* _Rows from a dataset_
----------

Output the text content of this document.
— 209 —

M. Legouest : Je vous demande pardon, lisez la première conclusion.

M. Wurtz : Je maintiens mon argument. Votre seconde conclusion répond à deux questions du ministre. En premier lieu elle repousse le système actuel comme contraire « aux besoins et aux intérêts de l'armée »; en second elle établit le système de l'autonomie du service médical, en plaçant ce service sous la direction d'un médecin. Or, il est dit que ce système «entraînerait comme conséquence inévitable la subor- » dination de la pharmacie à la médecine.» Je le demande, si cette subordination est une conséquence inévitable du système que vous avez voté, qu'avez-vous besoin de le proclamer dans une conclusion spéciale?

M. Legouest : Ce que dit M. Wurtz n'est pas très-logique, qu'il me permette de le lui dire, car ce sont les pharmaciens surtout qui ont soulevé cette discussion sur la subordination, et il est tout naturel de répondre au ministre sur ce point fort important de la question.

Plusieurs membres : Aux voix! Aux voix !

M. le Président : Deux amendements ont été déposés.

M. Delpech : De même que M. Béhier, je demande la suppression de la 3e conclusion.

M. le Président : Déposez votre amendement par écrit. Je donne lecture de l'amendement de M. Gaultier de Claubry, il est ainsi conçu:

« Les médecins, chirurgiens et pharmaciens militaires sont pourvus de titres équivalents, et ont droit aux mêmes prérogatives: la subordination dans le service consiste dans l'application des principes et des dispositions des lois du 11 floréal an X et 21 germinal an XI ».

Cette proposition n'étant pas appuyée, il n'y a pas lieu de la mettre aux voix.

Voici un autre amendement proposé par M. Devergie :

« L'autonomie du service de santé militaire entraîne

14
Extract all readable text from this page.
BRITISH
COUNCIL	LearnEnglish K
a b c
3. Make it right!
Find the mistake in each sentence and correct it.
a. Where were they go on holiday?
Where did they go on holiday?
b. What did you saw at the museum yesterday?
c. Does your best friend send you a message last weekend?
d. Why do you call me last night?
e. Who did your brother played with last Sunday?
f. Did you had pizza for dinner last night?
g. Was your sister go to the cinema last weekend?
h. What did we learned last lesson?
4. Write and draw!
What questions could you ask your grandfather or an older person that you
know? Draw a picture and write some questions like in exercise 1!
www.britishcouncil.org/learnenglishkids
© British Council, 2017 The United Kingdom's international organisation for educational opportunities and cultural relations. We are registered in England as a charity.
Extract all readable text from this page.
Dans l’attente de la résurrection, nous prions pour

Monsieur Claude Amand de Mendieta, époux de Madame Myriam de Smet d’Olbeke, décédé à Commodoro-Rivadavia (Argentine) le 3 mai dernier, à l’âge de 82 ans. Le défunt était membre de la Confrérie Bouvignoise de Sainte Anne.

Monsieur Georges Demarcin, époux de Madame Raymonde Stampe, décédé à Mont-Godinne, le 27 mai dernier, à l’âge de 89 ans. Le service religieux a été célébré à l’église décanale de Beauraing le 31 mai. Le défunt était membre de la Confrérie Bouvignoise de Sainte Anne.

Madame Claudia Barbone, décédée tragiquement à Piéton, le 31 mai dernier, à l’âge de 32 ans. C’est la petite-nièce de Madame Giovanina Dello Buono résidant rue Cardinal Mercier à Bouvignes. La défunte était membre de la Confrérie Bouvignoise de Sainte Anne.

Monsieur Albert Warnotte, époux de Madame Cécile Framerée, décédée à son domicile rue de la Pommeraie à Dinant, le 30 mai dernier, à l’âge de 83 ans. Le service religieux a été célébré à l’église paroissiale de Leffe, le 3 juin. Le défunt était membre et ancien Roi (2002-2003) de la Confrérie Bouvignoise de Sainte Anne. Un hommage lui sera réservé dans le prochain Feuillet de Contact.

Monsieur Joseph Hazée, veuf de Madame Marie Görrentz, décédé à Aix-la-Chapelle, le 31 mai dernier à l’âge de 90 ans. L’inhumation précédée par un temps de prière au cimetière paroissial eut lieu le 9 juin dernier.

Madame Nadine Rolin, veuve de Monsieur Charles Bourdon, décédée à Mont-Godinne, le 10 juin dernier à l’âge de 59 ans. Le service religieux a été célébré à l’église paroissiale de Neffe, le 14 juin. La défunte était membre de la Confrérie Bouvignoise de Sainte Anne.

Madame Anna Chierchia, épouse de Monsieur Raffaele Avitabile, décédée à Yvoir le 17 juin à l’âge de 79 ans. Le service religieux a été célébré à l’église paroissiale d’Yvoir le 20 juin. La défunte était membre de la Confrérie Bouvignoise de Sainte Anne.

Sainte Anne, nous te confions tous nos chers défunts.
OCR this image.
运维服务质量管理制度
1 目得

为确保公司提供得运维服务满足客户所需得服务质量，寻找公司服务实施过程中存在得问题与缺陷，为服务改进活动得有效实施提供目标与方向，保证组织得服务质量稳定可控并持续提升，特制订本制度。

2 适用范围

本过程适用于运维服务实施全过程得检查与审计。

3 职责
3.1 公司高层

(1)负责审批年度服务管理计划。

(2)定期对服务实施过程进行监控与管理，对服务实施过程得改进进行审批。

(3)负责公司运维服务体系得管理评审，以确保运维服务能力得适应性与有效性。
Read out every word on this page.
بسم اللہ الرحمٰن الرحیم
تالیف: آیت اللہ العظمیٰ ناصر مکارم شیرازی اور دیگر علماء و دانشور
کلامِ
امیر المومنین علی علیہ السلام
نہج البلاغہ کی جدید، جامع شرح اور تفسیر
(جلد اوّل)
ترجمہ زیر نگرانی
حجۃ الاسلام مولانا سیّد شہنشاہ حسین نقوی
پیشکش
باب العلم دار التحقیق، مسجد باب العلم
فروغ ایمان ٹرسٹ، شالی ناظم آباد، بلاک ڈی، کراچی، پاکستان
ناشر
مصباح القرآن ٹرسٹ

----------

* _WHAT TO DO_
All of the material must be reproduced exactly.

* _SOLUTION_
Output the text content of this document.
— 209 —

M. Legouest : Je vous demande pardon, lisez la première conclusion.

M. Wurtz : Je maintiens mon argument. Votre seconde conclusion répond à deux questions du ministre. En premier lieu elle repousse le système actuel comme contraire « aux besoins et aux intérêts de l'armée »; en second elle établit le système de l'autonomie du service médical, en plaçant ce service sous la direction d'un médecin. Or, il est dit que ce système «entraînerait comme conséquence inévitable la subor- » dination de la pharmacie à la médecine.» Je le demande, si cette subordination est une conséquence inévitable du système que vous avez voté, qu'avez-vous besoin de le proclamer dans une conclusion spéciale?

M. Legouest : Ce que dit M. Wurtz n'est pas très-logique, qu'il me permette de le lui dire, car ce sont les pharmaciens surtout qui ont soulevé cette discussion sur la subordination, et il est tout naturel de répondre au ministre sur ce point fort important de la question.

Plusieurs membres : Aux voix! Aux voix !

M. le Président : Deux amendements ont été déposés.

M. Delpech : De même que M. Béhier, je demande la suppression de la 3e conclusion.

M. le Président : Déposez votre amendement par écrit. Je donne lecture de l'amendement de M. Gaultier de Claubry, il est ainsi conçu:

« Les médecins, chirurgiens et pharmaciens militaires sont pourvus de titres équivalents, et ont droit aux mêmes prérogatives: la subordination dans le service consiste dans l'application des principes et des dispositions des lois du 11 floréal an X et 21 germinal an XI ».

Cette proposition n'étant pas appuyée, il n'y a pas lieu de la mettre aux voix.

Voici un autre amendement proposé par M. Devergie :

« L'autonomie du service de santé militaire entraîne

14
Extract all readable text from this page.
BRITISH
COUNCIL	LearnEnglish K
a b c
3. Make it right!
Find the mistake in each sentence and correct it.
a. Where were they go on holiday?
Where did they go on holiday?
b. What did you saw at the museum yesterday?
c. Does your best friend send you a message last weekend?
d. Why do you call me last night?
e. Who did your brother played with last Sunday?
f. Did you had pizza for dinner last night?
g. Was your sister go to the cinema last weekend?
h. What did we learned last lesson?
4. Write and draw!
What questions could you ask your grandfather or an older person that you
know? Draw a picture and write some questions like in exercise 1!
www.britishcouncil.org/learnenglishkids
© British Council, 2017 The United Kingdom's international organisation for educational opportunities and cultural relations. We are registered in England as a charity.
Extract all readable text from this page.
Dans l’attente de la résurrection, nous prions pour

Monsieur Claude Amand de Mendieta, époux de Madame Myriam de Smet d’Olbeke, décédé à Commodoro-Rivadavia (Argentine) le 3 mai dernier, à l’âge de 82 ans. Le défunt était membre de la Confrérie Bouvignoise de Sainte Anne.

Monsieur Georges Demarcin, époux de Madame Raymonde Stampe, décédé à Mont-Godinne, le 27 mai dernier, à l’âge de 89 ans. Le service religieux a été célébré à l’église décanale de Beauraing le 31 mai. Le défunt était membre de la Confrérie Bouvignoise de Sainte Anne.

Madame Claudia Barbone, décédée tragiquement à Piéton, le 31 mai dernier, à l’âge de 32 ans. C’est la petite-nièce de Madame Giovanina Dello Buono résidant rue Cardinal Mercier à Bouvignes. La défunte était membre de la Confrérie Bouvignoise de Sainte Anne.

Monsieur Albert Warnotte, époux de Madame Cécile Framerée, décédée à son domicile rue de la Pommeraie à Dinant, le 30 mai dernier, à l’âge de 83 ans. Le service religieux a été célébré à l’église paroissiale de Leffe, le 3 juin. Le défunt était membre et ancien Roi (2002-2003) de la Confrérie Bouvignoise de Sainte Anne. Un hommage lui sera réservé dans le prochain Feuillet de Contact.

Monsieur Joseph Hazée, veuf de Madame Marie Görrentz, décédé à Aix-la-Chapelle, le 31 mai dernier à l’âge de 90 ans. L’inhumation précédée par un temps de prière au cimetière paroissial eut lieu le 9 juin dernier.

Madame Nadine Rolin, veuve de Monsieur Charles Bourdon, décédée à Mont-Godinne, le 10 juin dernier à l’âge de 59 ans. Le service religieux a été célébré à l’église paroissiale de Neffe, le 14 juin. La défunte était membre de la Confrérie Bouvignoise de Sainte Anne.

Madame Anna Chierchia, épouse de Monsieur Raffaele Avitabile, décédée à Yvoir le 17 juin à l’âge de 79 ans. Le service religieux a été célébré à l’église paroissiale d’Yvoir le 20 juin. La défunte était membre de la Confrérie Bouvignoise de Sainte Anne.

Sainte Anne, nous te confions tous nos chers défunts.
OCR this image.
运维服务质量管理制度
1 目得

为确保公司提供得运维服务满足客户所需得服务质量，寻找公司服务实施过程中存在得问题与缺陷，为服务改进活动得有效实施提供目标与方向，保证组织得服务质量稳定可控并持续提升，特制订本制度。

2 适用范围

本过程适用于运维服务实施全过程得检查与审计。

3 职责
3.1 公司高层

(1)负责审批年度服务管理计划。

(2)定期对服务实施过程进行监控与管理，对服务实施过程得改进进行审批。

(3)负责公司运维服务体系得管理评审，以确保运维服务能力得适应性与有效性。
Read out every word on this page.
بسم اللہ الرحمٰن الرحیم
تالیف: آیت اللہ العظمیٰ ناصر مکارم شیرازی اور دیگر علماء و دانشور
کلامِ
امیر المومنین علی علیہ السلام
نہج البلاغہ کی جدید، جامع شرح اور تفسیر
(جلد اوّل)
ترجمہ زیر نگرانی
حجۃ الاسلام مولانا سیّد شہنشاہ حسین نقوی
پیشکش
باب العلم دار التحقیق، مسجد باب العلم
فروغ ایمان ٹرسٹ، شالی ناظم آباد، بلاک ڈی، کراچی، پاکستان
ناشر
مصباح القرآن ٹرسٹ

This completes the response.